Given exercise A:
In the text on the new tax changes, what additional deduction may individuals age 65 and older claim, and during which years?
Given exercise B:
List every heading that the text on the new tax changes uses to group the changes.
Given exercise C:
Write the next part of the text on the new tax changes, picking up after its final sentence.

Text section:
-- Begin --

The passage of the One Big Beautiful Bill Act last year will mean significant changes for some taxpayers this season.
Laura Hendrix, extension associate professor of personal finance and consumer economics for the University of Arkansas System Division of Agriculture, said the changes include no tax on tips, no tax on overtime and an enhanced deduction for seniors age 65 and older.
Hendrix said some of the new changes include the following:
Increased standard deduction amounts for tax year 2025:
- $31,500 for married couples filing jointly.
- $15,750 for single filers and married individuals filing jointly.
- $23,625 for heads of household.
Elimination of taxes on:
- Overtime (for qualified overtime income up to $12,500 or $25,000 for joint filers).
- Tips (for tips totaling up to $25,000).
- This phases out for incomes above $150,000 (or $300,000 for joint filers).
Deduction for seniors:
- Effective from 2025 through 2028, individuals age 65 and older may claim an additional $6,000 deduction.
- This is in addition to the standard deduction for seniors available under existing law.
- This applies per eligible individual (or $12,000 for a married couple if both spouses qualify).
- This phases out for taxpayers with modified adjusted gross income over $75,000 (or $150,000 for joint filers).
- Filers must be 65 or older on or before the last day of the tax year.
- This is available for both itemizing and non-itemizing taxpayers.
Increased State and Local Taxes, or SALT, cap:
- The maximum itemized deduction for state and local taxes is temporarily raised to $40,000 (or $20,000 for married filing separately), with a phaseout for high-income earners.
1099-K and 1099-DA:
- “Taxpayers who received more than $20,000 in payments for goods and services in more than 200 transactions through an online marketplace or payment app in 2025 should expect to receive a Form 1099-K in January 2026,” Hendrix said. “The IRS will also receive a copy of your Form 1099-K. 1099-DA is used for reporting digital assets.”

-- End --

Records excerpted from a collection
-- Begin --

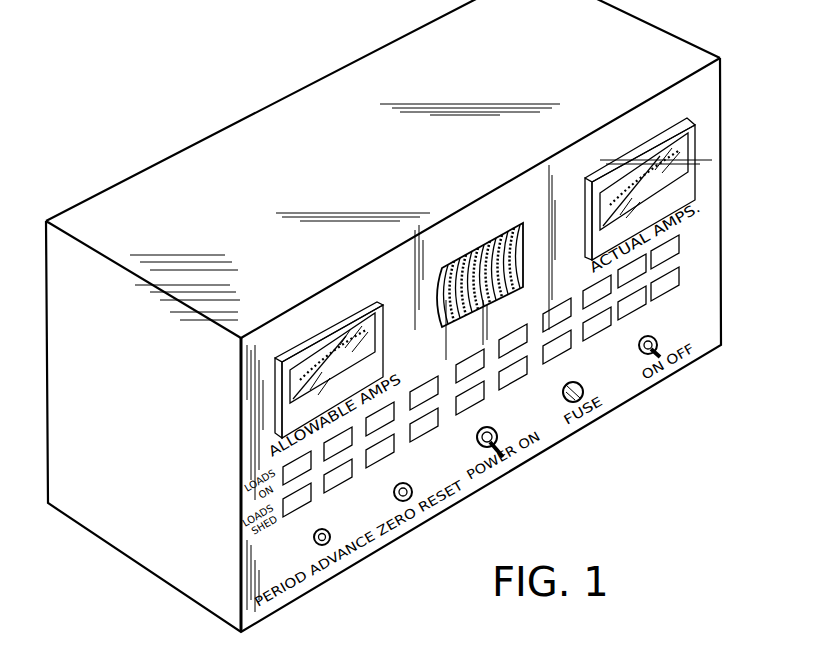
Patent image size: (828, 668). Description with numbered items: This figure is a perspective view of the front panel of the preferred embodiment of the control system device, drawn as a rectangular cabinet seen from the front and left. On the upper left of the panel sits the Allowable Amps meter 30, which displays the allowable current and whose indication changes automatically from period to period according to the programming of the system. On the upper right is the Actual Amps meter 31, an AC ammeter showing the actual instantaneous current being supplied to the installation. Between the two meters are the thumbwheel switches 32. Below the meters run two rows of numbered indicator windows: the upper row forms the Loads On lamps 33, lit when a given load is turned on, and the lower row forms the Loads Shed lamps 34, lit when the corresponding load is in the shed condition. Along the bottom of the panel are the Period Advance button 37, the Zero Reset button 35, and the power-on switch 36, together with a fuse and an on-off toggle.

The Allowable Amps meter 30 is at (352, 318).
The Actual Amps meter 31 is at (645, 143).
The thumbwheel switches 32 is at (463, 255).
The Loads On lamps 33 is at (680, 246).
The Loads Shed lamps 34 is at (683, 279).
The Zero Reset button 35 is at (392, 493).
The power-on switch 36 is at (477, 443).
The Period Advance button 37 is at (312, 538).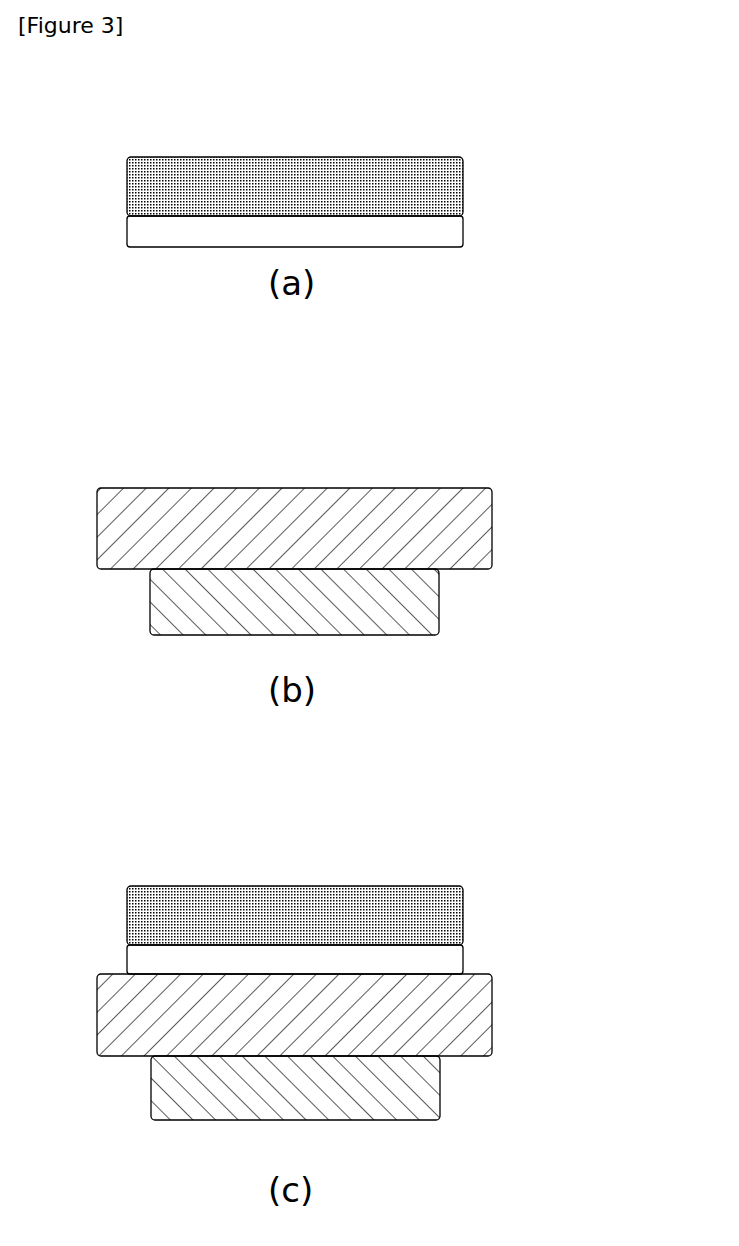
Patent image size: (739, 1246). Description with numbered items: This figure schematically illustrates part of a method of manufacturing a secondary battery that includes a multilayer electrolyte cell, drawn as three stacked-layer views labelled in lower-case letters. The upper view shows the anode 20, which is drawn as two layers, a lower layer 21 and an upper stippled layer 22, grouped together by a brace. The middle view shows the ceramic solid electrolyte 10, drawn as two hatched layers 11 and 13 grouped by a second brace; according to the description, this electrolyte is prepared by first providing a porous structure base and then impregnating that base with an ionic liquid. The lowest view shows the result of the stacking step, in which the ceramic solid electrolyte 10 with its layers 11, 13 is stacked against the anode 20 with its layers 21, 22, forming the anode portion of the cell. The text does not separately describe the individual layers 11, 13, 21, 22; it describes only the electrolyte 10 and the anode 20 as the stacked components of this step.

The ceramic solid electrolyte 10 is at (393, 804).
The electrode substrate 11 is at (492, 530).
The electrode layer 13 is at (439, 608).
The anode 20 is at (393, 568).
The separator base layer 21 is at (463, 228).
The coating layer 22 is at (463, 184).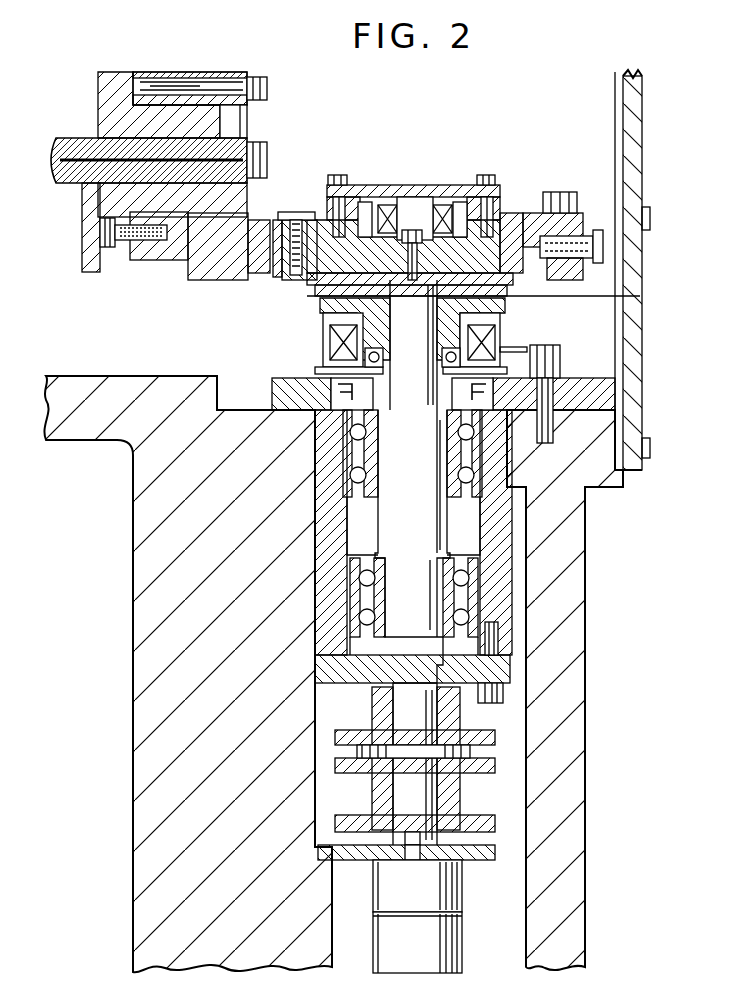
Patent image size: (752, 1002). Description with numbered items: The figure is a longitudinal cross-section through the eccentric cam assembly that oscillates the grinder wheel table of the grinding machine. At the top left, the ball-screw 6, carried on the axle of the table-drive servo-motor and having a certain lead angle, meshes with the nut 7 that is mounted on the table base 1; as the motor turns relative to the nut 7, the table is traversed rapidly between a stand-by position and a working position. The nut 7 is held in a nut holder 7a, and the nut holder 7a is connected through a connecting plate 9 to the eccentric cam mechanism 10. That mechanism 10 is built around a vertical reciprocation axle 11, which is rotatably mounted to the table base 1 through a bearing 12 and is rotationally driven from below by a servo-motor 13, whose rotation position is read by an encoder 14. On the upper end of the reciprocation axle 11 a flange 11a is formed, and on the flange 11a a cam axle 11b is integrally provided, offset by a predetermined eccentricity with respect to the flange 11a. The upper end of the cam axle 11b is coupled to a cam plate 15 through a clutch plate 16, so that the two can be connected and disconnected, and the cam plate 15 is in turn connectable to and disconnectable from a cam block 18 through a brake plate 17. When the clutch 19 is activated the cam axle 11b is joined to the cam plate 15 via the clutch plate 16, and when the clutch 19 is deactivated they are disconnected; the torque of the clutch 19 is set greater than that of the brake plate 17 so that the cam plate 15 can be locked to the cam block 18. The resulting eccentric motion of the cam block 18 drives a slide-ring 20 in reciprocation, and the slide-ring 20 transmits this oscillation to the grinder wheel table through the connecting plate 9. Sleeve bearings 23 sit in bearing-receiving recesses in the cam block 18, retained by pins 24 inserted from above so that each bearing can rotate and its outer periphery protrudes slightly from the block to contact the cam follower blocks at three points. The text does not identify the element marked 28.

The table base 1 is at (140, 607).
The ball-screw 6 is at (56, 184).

-- End --

Reply A:
They may claim an additional $6,000 deduction, effective from 2025 through 2028.

Reply B:
- Increased standard deduction amounts for tax year 2025
- Elimination of taxes on
- Deduction for seniors
- Increased State and Local Taxes, or SALT, cap
- 1099-K and 1099-DA

Reply C:
Hendrix said taxpayers should use the new Schedule 1-A to claim recently enacted tax deductions.
Some energy-efficient deductions and credits are being eliminated or capped in 2025, Hendrix said, including the following:
- Home improvements, such as energy-efficient windows, doors and solar installations, sunset after 2025.
- Electric vehicle credits (up to $7,500) go away for EVs purchased after Sept. 30, 2025.
Start early for smooth filing
The Internal Revenue Service announced it will begin accepting and processing 2025 tax year returns on Jan. 26, with a deadline of April 15. Hendrix recommends preparing early for a smooth tax filing process. Hendrix said consumers should gather the following documents and information to prepare for filing:
- Bank account information for returns via direct deposit
- W-2s from employers
- 1099s from banks and other payers
- Records of digital asset transactions
- Other documents as needed to verify qualifying tax credits or adjustments
Failure to pay taxes by the deadline can result in penalties, but filing extensions are available.
“If you can’t file by the due date of your return, you can request an automatic six-month extension of time to file,” Hendrix said. “However, it’s important to note that an extension of time to file is not an extension of time to pay. You should pay any owed taxes by your original due date to avoid the penalties.”
Those who wish to file an extension should file Form 4868, Application for Automatic Extension of Time to File U.S. Individual Income Tax Return, by the original due date of their return.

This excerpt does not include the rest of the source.